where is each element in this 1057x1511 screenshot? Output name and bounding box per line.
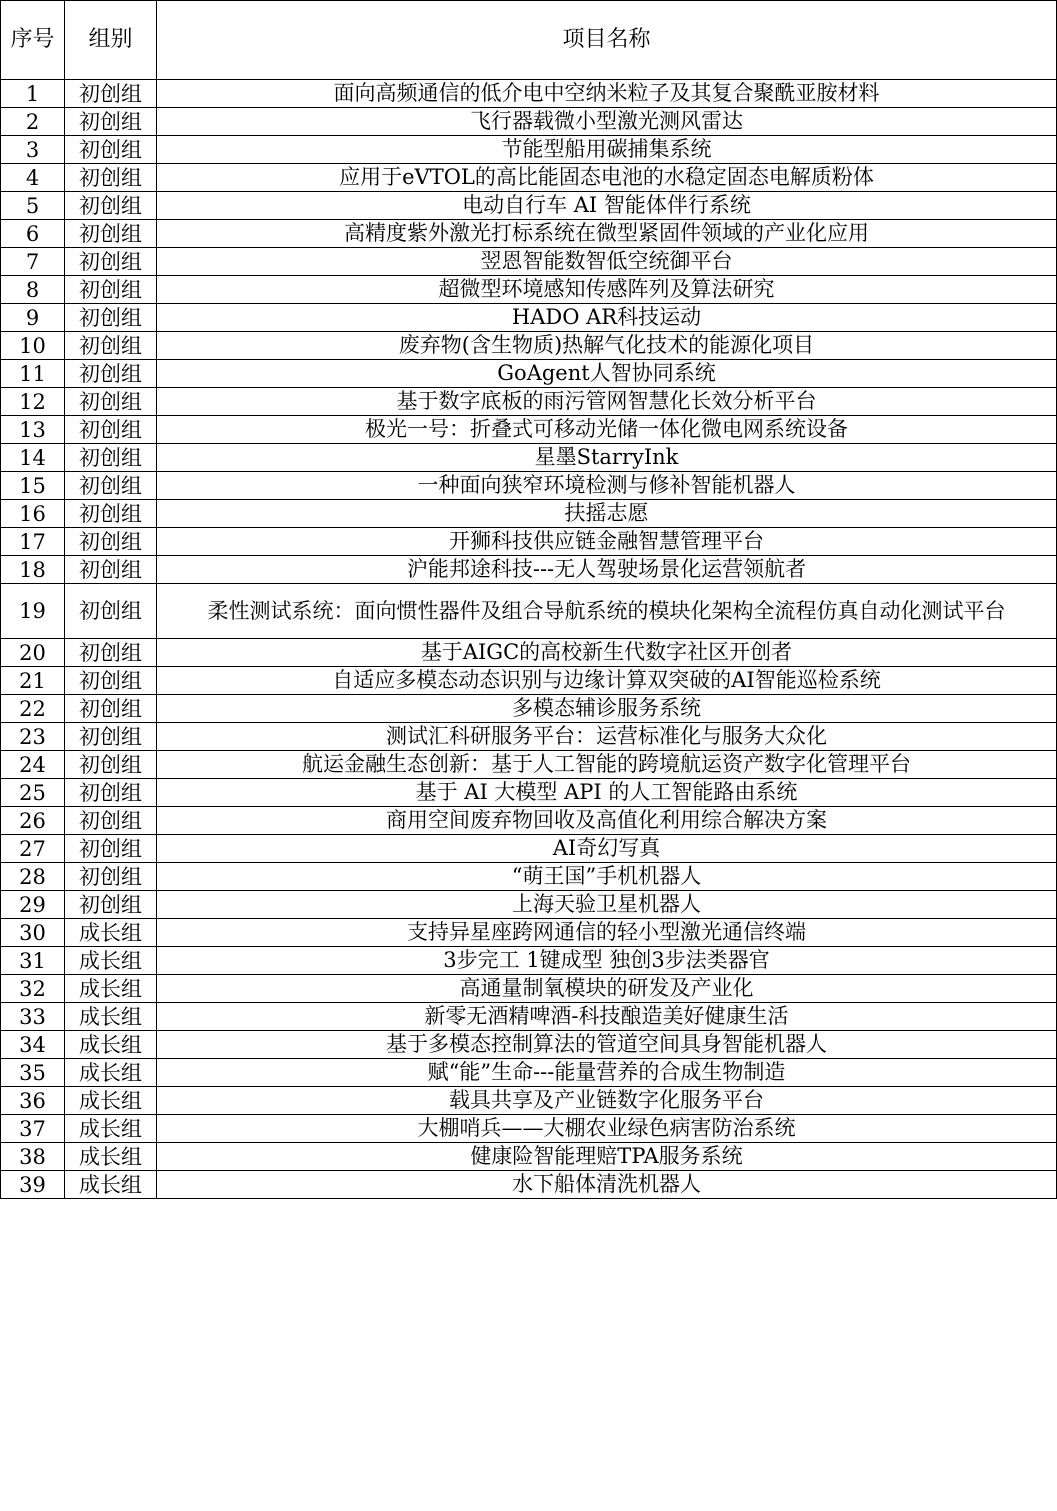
- cell-group: 初创组: [65, 667, 157, 695]
- table-row: [1, 500, 1057, 528]
- cell-index: 33: [1, 1003, 65, 1031]
- cell-group: 初创组: [65, 556, 157, 584]
- table-row: [1, 360, 1057, 388]
- cell-project-name: 扶摇志愿: [157, 500, 1057, 528]
- cell-group: 初创组: [65, 584, 157, 639]
- cell-group: 初创组: [65, 639, 157, 667]
- table-row: [1, 807, 1057, 835]
- cell-group: 初创组: [65, 835, 157, 863]
- cell-index: 13: [1, 416, 65, 444]
- cell-index: 36: [1, 1087, 65, 1115]
- table-row: [1, 108, 1057, 136]
- cell-project-name: 柔性测试系统：面向惯性器件及组合导航系统的模块化架构全流程仿真自动化测试平台: [157, 584, 1057, 639]
- cell-index: 4: [1, 164, 65, 192]
- cell-index: 11: [1, 360, 65, 388]
- table-row: [1, 695, 1057, 723]
- cell-group: 成长组: [65, 1171, 157, 1199]
- cell-project-name: 支持异星座跨网通信的轻小型激光通信终端: [157, 919, 1057, 947]
- cell-project-name: 极光一号：折叠式可移动光储一体化微电网系统设备: [157, 416, 1057, 444]
- table-row: [1, 584, 1057, 639]
- cell-group: 初创组: [65, 360, 157, 388]
- cell-group: 成长组: [65, 1003, 157, 1031]
- cell-group: 初创组: [65, 807, 157, 835]
- cell-project-name: 废弃物(含生物质)热解气化技术的能源化项目: [157, 332, 1057, 360]
- cell-project-name: 沪能邦途科技---无人驾驶场景化运营领航者: [157, 556, 1057, 584]
- table-row: [1, 975, 1057, 1003]
- cell-index: 23: [1, 723, 65, 751]
- table-row: [1, 136, 1057, 164]
- cell-index: 24: [1, 751, 65, 779]
- cell-index: 21: [1, 667, 65, 695]
- cell-index: 3: [1, 136, 65, 164]
- cell-group: 初创组: [65, 528, 157, 556]
- table-row: [1, 444, 1057, 472]
- cell-group: 初创组: [65, 136, 157, 164]
- cell-group: 初创组: [65, 388, 157, 416]
- table-row: [1, 863, 1057, 891]
- table-row: [1, 891, 1057, 919]
- cell-group: 初创组: [65, 80, 157, 108]
- table-row: [1, 1031, 1057, 1059]
- table-row: [1, 1087, 1057, 1115]
- cell-group: 初创组: [65, 248, 157, 276]
- table-body: [1, 80, 1057, 1199]
- cell-index: 18: [1, 556, 65, 584]
- cell-project-name: 开狮科技供应链金融智慧管理平台: [157, 528, 1057, 556]
- table-row: [1, 472, 1057, 500]
- table-row: [1, 779, 1057, 807]
- table-row: [1, 835, 1057, 863]
- table-row: [1, 248, 1057, 276]
- header-project-name: 项目名称: [157, 1, 1057, 80]
- cell-index: 27: [1, 835, 65, 863]
- cell-index: 7: [1, 248, 65, 276]
- cell-index: 9: [1, 304, 65, 332]
- table-row: [1, 667, 1057, 695]
- table-row: [1, 1115, 1057, 1143]
- cell-project-name: AI奇幻写真: [157, 835, 1057, 863]
- cell-project-name: 新零无酒精啤酒-科技酿造美好健康生活: [157, 1003, 1057, 1031]
- cell-index: 31: [1, 947, 65, 975]
- cell-index: 30: [1, 919, 65, 947]
- cell-project-name: 载具共享及产业链数字化服务平台: [157, 1087, 1057, 1115]
- table-row: [1, 947, 1057, 975]
- cell-index: 19: [1, 584, 65, 639]
- table-row: [1, 388, 1057, 416]
- cell-group: 成长组: [65, 1087, 157, 1115]
- table-row: [1, 164, 1057, 192]
- cell-project-name: 面向高频通信的低介电中空纳米粒子及其复合聚酰亚胺材料: [157, 80, 1057, 108]
- cell-project-name: 赋“能”生命---能量营养的合成生物制造: [157, 1059, 1057, 1087]
- cell-index: 29: [1, 891, 65, 919]
- table-row: [1, 1143, 1057, 1171]
- table-row: [1, 332, 1057, 360]
- cell-group: 成长组: [65, 1143, 157, 1171]
- cell-group: 初创组: [65, 891, 157, 919]
- cell-project-name: 测试汇科研服务平台：运营标准化与服务大众化: [157, 723, 1057, 751]
- header-index: 序号: [1, 1, 65, 80]
- cell-project-name: 星墨StarryInk: [157, 444, 1057, 472]
- cell-project-name: 翌恩智能数智低空统御平台: [157, 248, 1057, 276]
- cell-project-name: 大棚哨兵——大棚农业绿色病害防治系统: [157, 1115, 1057, 1143]
- cell-project-name: 上海天验卫星机器人: [157, 891, 1057, 919]
- cell-project-name: 节能型船用碳捕集系统: [157, 136, 1057, 164]
- cell-project-name: 飞行器载微小型激光测风雷达: [157, 108, 1057, 136]
- table-row: [1, 1171, 1057, 1199]
- table-row: [1, 304, 1057, 332]
- cell-index: 34: [1, 1031, 65, 1059]
- cell-index: 1: [1, 80, 65, 108]
- cell-project-name: 水下船体清洗机器人: [157, 1171, 1057, 1199]
- cell-group: 初创组: [65, 723, 157, 751]
- table-row: [1, 1003, 1057, 1031]
- cell-index: 12: [1, 388, 65, 416]
- cell-project-name: 健康险智能理赔TPA服务系统: [157, 1143, 1057, 1171]
- cell-index: 17: [1, 528, 65, 556]
- cell-index: 8: [1, 276, 65, 304]
- cell-index: 2: [1, 108, 65, 136]
- cell-index: 26: [1, 807, 65, 835]
- cell-index: 10: [1, 332, 65, 360]
- table-row: [1, 80, 1057, 108]
- cell-index: 14: [1, 444, 65, 472]
- table-row: [1, 276, 1057, 304]
- cell-group: 初创组: [65, 276, 157, 304]
- cell-project-name: “萌王国”手机机器人: [157, 863, 1057, 891]
- table-row: [1, 751, 1057, 779]
- cell-group: 成长组: [65, 919, 157, 947]
- cell-project-name: 基于多模态控制算法的管道空间具身智能机器人: [157, 1031, 1057, 1059]
- table-row: [1, 416, 1057, 444]
- cell-index: 37: [1, 1115, 65, 1143]
- cell-project-name: 一种面向狭窄环境检测与修补智能机器人: [157, 472, 1057, 500]
- cell-project-name: 超微型环境感知传感阵列及算法研究: [157, 276, 1057, 304]
- cell-index: 15: [1, 472, 65, 500]
- cell-project-name: 高精度紫外激光打标系统在微型紧固件领域的产业化应用: [157, 220, 1057, 248]
- cell-group: 初创组: [65, 108, 157, 136]
- header-row: [1, 1, 1057, 80]
- header-group: 组别: [65, 1, 157, 80]
- cell-project-name: 商用空间废弃物回收及高值化利用综合解决方案: [157, 807, 1057, 835]
- cell-index: 39: [1, 1171, 65, 1199]
- cell-project-name: 电动自行车 AI 智能体伴行系统: [157, 192, 1057, 220]
- cell-project-name: GoAgent人智协同系统: [157, 360, 1057, 388]
- table-row: [1, 919, 1057, 947]
- table-row: [1, 528, 1057, 556]
- cell-index: 20: [1, 639, 65, 667]
- cell-group: 成长组: [65, 975, 157, 1003]
- cell-index: 25: [1, 779, 65, 807]
- cell-group: 初创组: [65, 220, 157, 248]
- table-row: [1, 639, 1057, 667]
- cell-group: 初创组: [65, 192, 157, 220]
- cell-group: 初创组: [65, 416, 157, 444]
- cell-index: 28: [1, 863, 65, 891]
- cell-project-name: 应用于eVTOL的高比能固态电池的水稳定固态电解质粉体: [157, 164, 1057, 192]
- cell-group: 初创组: [65, 500, 157, 528]
- table-row: [1, 723, 1057, 751]
- cell-group: 初创组: [65, 164, 157, 192]
- table-row: [1, 192, 1057, 220]
- table-row: [1, 556, 1057, 584]
- cell-project-name: 3步完工 1键成型 独创3步法类器官: [157, 947, 1057, 975]
- cell-index: 5: [1, 192, 65, 220]
- cell-index: 16: [1, 500, 65, 528]
- cell-group: 初创组: [65, 444, 157, 472]
- cell-index: 6: [1, 220, 65, 248]
- cell-group: 初创组: [65, 304, 157, 332]
- cell-project-name: 航运金融生态创新：基于人工智能的跨境航运资产数字化管理平台: [157, 751, 1057, 779]
- cell-project-name: 自适应多模态动态识别与边缘计算双突破的AI智能巡检系统: [157, 667, 1057, 695]
- cell-group: 初创组: [65, 751, 157, 779]
- cell-project-name: 多模态辅诊服务系统: [157, 695, 1057, 723]
- cell-index: 38: [1, 1143, 65, 1171]
- cell-project-name: HADO AR科技运动: [157, 304, 1057, 332]
- cell-group: 初创组: [65, 472, 157, 500]
- cell-group: 初创组: [65, 863, 157, 891]
- cell-project-name: 高通量制氧模块的研发及产业化: [157, 975, 1057, 1003]
- table-row: [1, 1059, 1057, 1087]
- cell-index: 22: [1, 695, 65, 723]
- table-row: [1, 220, 1057, 248]
- cell-group: 成长组: [65, 1059, 157, 1087]
- cell-index: 32: [1, 975, 65, 1003]
- cell-group: 初创组: [65, 332, 157, 360]
- cell-project-name: 基于AIGC的高校新生代数字社区开创者: [157, 639, 1057, 667]
- cell-group: 成长组: [65, 947, 157, 975]
- cell-group: 初创组: [65, 695, 157, 723]
- cell-index: 35: [1, 1059, 65, 1087]
- cell-group: 成长组: [65, 1115, 157, 1143]
- cell-group: 成长组: [65, 1031, 157, 1059]
- cell-project-name: 基于 AI 大模型 API 的人工智能路由系统: [157, 779, 1057, 807]
- cell-group: 初创组: [65, 779, 157, 807]
- cell-project-name: 基于数字底板的雨污管网智慧化长效分析平台: [157, 388, 1057, 416]
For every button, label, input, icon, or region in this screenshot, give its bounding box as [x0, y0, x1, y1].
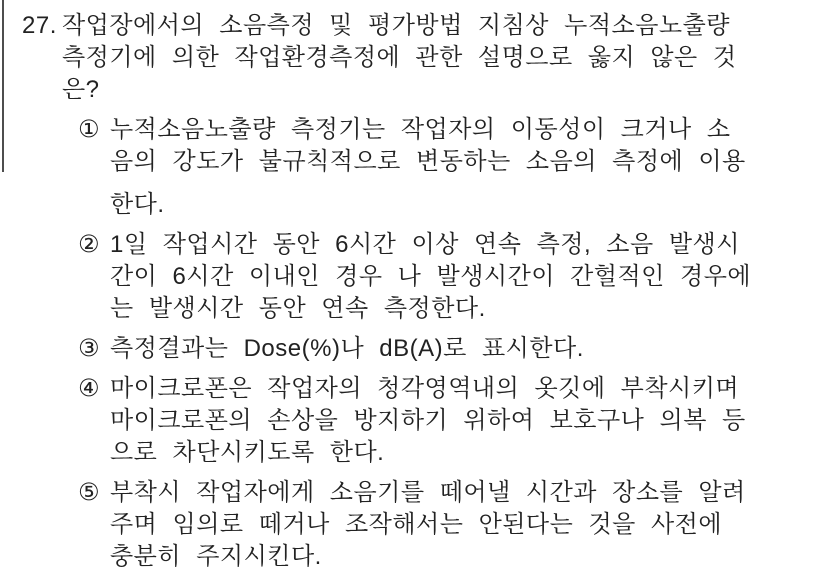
choice-text-line: 부착시 작업자에게 소음기를 떼어낼 시간과 장소를 알려: [110, 479, 746, 506]
choice-option-4: [78, 373, 818, 469]
choice-text-line: 주며 임의로 떼거나 조작해서는 안된다는 것을 사전에: [110, 511, 723, 538]
choice-text-line: 는 발생시간 동안 연속 측정한다.: [110, 295, 486, 322]
choice-option-2: [78, 229, 818, 325]
choice-text-line: 충분히 주지시킨다.: [110, 543, 322, 570]
choice-4-text: [110, 373, 818, 469]
question-text: [62, 10, 818, 106]
choice-text-line: 간이 6시간 이내인 경우 나 발생시간이 간헐적인 경우에: [110, 263, 752, 290]
question-text-line: 은?: [62, 76, 100, 103]
choice-text-line: 한다.: [110, 191, 165, 218]
choice-option-3: [78, 333, 818, 365]
choice-5-marker: ⑤: [78, 479, 101, 506]
choice-text-line: 측정결과는 Dose(%)나 dB(A)로 표시한다.: [110, 335, 584, 362]
question-text-line: 측정기에 의한 작업환경측정에 관한 설명으로 옳지 않은 것: [62, 44, 737, 71]
choice-2-text: [110, 229, 818, 325]
choice-3-marker: ③: [78, 335, 101, 362]
choice-5-text: [110, 477, 818, 573]
question-number: 27.: [22, 12, 57, 39]
choice-1-text: [110, 114, 818, 221]
choice-text-line: 누적소음노출량 측정기는 작업자의 이동성이 크거나 소: [110, 116, 731, 143]
choice-text-line: 마이크로폰의 손상을 방지하기 위하여 보호구나 의복 등: [110, 407, 746, 434]
choice-4-marker: ④: [78, 375, 101, 402]
choice-3-text: [110, 333, 818, 365]
choice-text-line: 1일 작업시간 동안 6시간 이상 연속 측정, 소음 발생시: [110, 231, 740, 258]
choice-text-line: 으로 차단시키도록 한다.: [110, 439, 385, 466]
choice-text-line: 음의 강도가 불규칙적으로 변동하는 소음의 측정에 이용: [110, 148, 746, 175]
choice-option-1: [78, 114, 818, 221]
question-header: [22, 10, 818, 106]
choice-option-5: [78, 477, 818, 573]
question-block: [22, 10, 818, 573]
choice-text-line: 마이크로폰은 작업자의 청각영역내의 옷깃에 부착시키며: [110, 375, 740, 402]
page-left-margin-rule: [2, 0, 4, 172]
question-text-line: 작업장에서의 소음측정 및 평가방법 지침상 누적소음노출량: [62, 12, 730, 39]
choice-2-marker: ②: [78, 231, 101, 258]
choice-1-marker: ①: [78, 116, 101, 143]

****************

エントリのうち「choice-text-line: 부착시 작업자에게」を含む行から「choice-2-text: [110, 229, 818, 325]」を含む行までを、両端の行も含め、空行を除いて番号付きリストとして並べよ。

1. choice-text-line: 부착시 작업자에게 소음기를 떼어낼 시간과 장소를 알려: [110, 479, 746, 506]
2. choice-option-4: [78, 373, 818, 469]
3. choice-text-line: 주며 임의로 떼거나 조작해서는 안된다는 것을 사전에: [110, 511, 723, 538]
4. choice-text-line: 는 발생시간 동안 연속 측정한다.: [110, 295, 486, 322]
5. choice-option-2: [78, 229, 818, 325]
6. choice-text-line: 충분히 주지시킨다.: [110, 543, 322, 570]
7. choice-4-text: [110, 373, 818, 469]
8. question-text: [62, 10, 818, 106]
9. choice-text-line: 간이 6시간 이내인 경우 나 발생시간이 간헐적인 경우에: [110, 263, 752, 290]
10. question-text-line: 은?: [62, 76, 100, 103]
11. choice-text-line: 한다.: [110, 191, 165, 218]
12. choice-option-3: [78, 333, 818, 365]
13. choice-5-marker: ⑤: [78, 479, 101, 506]
14. choice-text-line: 측정결과는 Dose(%)나 dB(A)로 표시한다.: [110, 335, 584, 362]
15. question-text-line: 측정기에 의한 작업환경측정에 관한 설명으로 옳지 않은 것: [62, 44, 737, 71]
16. choice-2-text: [110, 229, 818, 325]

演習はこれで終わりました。